**REQUIREMENT 1**
In the author interview, how many stage productions does Lyle Blake Smythers have to his credit since 1976?
**REQUIREMENT 2**
Continue the author interview from the point where it stops.

**PAGE TEXT**
----------------

Welcome to my weekly Author Spotlight. I’ve asked a bunch of my author friends to answer a set of interview questions, and to share their latest work.
Today, Lyle Blake Smythers – Lyle Blake Smythers is an actor, writer, and retired librarian in the Blue Ridge Mountains of southwest Virginia. Since 1976 he has performed in over 130 stage productions, including three appearances at the National Theatre.
Thanks so much, Lyle, for joining me!
J. Scott Coatsworth: When did you know you wanted to write, and when did you discover that you were good at it?
Lyle Blake Smythers: I was extremely interested in adventure stories and monster movies as early as elementary school. When I was in the sixth grade I was a big fan of the adventure novels of Edgar Rice Burroughs, his Tarzan books, the John Carter stories set on Mars, and the Pellucidar books that took readers to a strange world at the Earth’s core. I started writing my own story, entitled Expedition into the Unknown, a highly derivative work that took some men in a giant Devil Drill to the Earth’s core for adventures among strange people and monsters. It was not terribly good but I had fun with it. When I got to junior high school I said, “This is awful” and abandoned it. Since then I have been preoccupied with making my own stories.
JSC: How would you describe your writing style/genre?

----------------

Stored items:

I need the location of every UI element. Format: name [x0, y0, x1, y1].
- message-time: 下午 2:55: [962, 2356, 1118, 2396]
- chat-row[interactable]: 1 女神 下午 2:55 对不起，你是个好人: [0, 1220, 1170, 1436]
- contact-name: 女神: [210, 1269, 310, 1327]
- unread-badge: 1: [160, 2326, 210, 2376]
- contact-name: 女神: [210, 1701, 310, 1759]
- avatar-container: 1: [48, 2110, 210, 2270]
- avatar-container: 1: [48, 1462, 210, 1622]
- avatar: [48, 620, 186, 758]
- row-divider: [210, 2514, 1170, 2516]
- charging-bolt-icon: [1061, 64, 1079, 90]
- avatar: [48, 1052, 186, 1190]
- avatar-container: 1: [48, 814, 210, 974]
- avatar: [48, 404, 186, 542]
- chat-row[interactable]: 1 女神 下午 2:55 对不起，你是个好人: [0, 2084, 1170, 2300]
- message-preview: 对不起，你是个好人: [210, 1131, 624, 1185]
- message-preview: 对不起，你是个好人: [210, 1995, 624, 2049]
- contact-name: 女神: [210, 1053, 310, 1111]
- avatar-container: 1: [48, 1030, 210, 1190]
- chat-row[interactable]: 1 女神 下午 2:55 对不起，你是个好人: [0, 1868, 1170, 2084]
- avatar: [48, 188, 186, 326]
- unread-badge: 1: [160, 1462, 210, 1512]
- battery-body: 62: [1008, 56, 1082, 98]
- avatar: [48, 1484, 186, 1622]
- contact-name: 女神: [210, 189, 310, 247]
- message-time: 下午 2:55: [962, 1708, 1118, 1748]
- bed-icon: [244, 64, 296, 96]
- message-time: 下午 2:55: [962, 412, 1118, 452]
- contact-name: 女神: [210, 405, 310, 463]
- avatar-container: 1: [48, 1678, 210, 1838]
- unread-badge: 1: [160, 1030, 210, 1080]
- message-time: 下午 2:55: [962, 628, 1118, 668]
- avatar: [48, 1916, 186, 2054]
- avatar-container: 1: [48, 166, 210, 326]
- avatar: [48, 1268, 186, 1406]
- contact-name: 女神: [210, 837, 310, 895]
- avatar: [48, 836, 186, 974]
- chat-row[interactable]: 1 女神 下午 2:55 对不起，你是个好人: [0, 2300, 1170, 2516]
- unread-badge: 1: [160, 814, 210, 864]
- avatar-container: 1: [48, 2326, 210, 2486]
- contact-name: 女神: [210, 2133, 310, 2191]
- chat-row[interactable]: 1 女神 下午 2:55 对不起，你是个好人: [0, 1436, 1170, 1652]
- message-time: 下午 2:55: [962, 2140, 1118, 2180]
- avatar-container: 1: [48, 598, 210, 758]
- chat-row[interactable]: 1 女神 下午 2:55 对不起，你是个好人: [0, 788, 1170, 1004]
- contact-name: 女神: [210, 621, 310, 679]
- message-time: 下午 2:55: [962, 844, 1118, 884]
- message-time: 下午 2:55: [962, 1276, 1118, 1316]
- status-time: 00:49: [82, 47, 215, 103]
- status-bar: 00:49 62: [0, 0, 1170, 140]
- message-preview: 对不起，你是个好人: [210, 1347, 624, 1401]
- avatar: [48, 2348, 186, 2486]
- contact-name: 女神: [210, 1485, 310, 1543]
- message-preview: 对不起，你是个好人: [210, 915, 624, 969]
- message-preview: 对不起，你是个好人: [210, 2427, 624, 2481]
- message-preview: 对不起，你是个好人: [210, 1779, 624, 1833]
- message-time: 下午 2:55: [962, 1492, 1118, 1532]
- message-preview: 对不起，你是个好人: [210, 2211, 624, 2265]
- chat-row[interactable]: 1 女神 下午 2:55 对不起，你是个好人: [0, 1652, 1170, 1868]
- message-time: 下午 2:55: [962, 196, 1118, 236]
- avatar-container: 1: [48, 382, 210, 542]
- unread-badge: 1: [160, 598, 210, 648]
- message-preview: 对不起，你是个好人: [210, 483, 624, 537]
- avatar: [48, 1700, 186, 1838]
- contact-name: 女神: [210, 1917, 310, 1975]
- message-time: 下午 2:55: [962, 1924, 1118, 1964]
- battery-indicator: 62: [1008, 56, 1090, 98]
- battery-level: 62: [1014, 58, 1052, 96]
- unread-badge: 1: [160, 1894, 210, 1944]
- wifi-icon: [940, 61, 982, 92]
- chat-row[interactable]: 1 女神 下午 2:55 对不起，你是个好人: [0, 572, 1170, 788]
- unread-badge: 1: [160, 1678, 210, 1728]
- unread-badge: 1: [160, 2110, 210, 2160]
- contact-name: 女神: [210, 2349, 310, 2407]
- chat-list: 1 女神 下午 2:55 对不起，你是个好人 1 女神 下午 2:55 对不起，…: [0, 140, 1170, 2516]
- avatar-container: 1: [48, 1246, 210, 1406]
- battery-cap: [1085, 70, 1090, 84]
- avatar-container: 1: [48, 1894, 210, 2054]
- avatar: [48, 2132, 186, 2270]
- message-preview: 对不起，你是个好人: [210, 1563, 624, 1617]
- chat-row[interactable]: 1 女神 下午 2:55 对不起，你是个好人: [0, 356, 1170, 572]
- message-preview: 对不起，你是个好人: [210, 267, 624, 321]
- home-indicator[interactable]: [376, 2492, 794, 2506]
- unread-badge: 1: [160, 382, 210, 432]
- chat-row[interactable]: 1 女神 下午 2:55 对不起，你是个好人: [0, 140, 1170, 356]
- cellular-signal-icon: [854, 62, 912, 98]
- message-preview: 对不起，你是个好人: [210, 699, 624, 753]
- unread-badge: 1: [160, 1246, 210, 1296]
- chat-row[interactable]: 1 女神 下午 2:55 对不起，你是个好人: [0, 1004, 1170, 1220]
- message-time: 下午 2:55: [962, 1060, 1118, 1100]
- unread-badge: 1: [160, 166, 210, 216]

----------------

**EXERCISE RESULT 1**
Over 130.

**EXERCISE RESULT 2**
LBS: After the science-fiction adventure novel I have mentioned above, which was never finished, I tried to write another one set in a remote valley in Africa, filled with strange creatures and primitive people. This was another Edgar Rice Burroughs rip-off, with elements of Tarzan. I worked on it in seventh and eighth grades and abandoned it as well. My high-school attempt at a novel was an Agatha Christie type murder mystery, large weekend party at a house in the country, etc. Also left unfinished.
My first finished novel was a short realistic children’s book about a bully and a bright boy’s attempt to organize an army to fight him. I wrote it during the first year I was out of grad school and working in the real world as a children’s librarian. It had problems with its tone and the voice of the narrator, and my attempts to get it published did not succeed.
After quite a few years of directing my creative energy into acting, as opposed to writing, I returned to my scribbling and wrote a heroic fantasy/swords-and-sorcery adventure, a mélange of Michael Moorcock, Peter S. Beagle, and early Ursula K. LeGuin, entitled Feasting With Panthers. This is notable for two reasons. It was my first published novel, and it was my first work featuring major characters who were gay and gay romantic and sexual relationships. It came out in 2012. Since then, my ideas and themes have centered around fantasy with gay aspects and elements. These are the subjects that fascinate me and make me want to write about them.
JSC: What was your first published work? Tell me a little about it.
LBS: The aforementioned Feasting With Panthers came out from Pink Narcissus Press in 2012. This is the blurb I like to use for it: A warrior poet rescues an acolyte from a false religion, beginning a fantasy adventure involving magic, monsters, blood, revenge, treachery, homoeroticism, a false quest, one-eyed men, giant mutant owls, and large intelligent cats that appear to understand English.
JSC: Are you a plotter or a pantster?
LBS: Most definitely a pantser. I know where I want to go, what the high points are going to be, but not how to get to what lies between them until I start writing. This helps me maintain the excitement inside me as I create. Detailed outlining, which works for some, only saps my motivation. Why write the whole thing if I’ve already written the outline? Ha.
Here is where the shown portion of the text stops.